### YOUR INSTRUCTIONS
Each entry below is to be extracted exactly.

### SUPPLIED INFORMATION
>> START

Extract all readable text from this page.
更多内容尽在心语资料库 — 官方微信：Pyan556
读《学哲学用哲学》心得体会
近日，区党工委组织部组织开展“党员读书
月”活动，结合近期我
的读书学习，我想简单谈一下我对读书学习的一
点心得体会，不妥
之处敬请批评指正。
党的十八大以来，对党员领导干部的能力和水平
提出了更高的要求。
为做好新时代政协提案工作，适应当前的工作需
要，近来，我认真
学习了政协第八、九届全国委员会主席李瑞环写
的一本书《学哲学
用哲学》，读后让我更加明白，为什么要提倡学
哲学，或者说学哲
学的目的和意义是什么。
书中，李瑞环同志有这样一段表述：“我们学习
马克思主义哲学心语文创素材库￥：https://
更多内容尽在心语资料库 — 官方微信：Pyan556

>> END

### RESULT FOR THIS EXERCISE
Extract all readable text from this page.
更多内容尽在心语资料库 — 官方微信：Pyan556
读《学哲学用哲学》心得体会
近日，区党工委组织部组织开展“党员读书
月”活动，结合近期我
的读书学习，我想简单谈一下我对读书学习的一
点心得体会，不妥
之处敬请批评指正。
党的十八大以来，对党员领导干部的能力和水平
提出了更高的要求。
为做好新时代政协提案工作，适应当前的工作需
要，近来，我认真
学习了政协第八、九届全国委员会主席李瑞环写
的一本书《学哲学
用哲学》，读后让我更加明白，为什么要提倡学
哲学，或者说学哲
学的目的和意义是什么。
书中，李瑞环同志有这样一段表述：“我们学习
马克思主义哲学心语文创素材库￥：https://
更多内容尽在心语资料库 — 官方微信：Pyan556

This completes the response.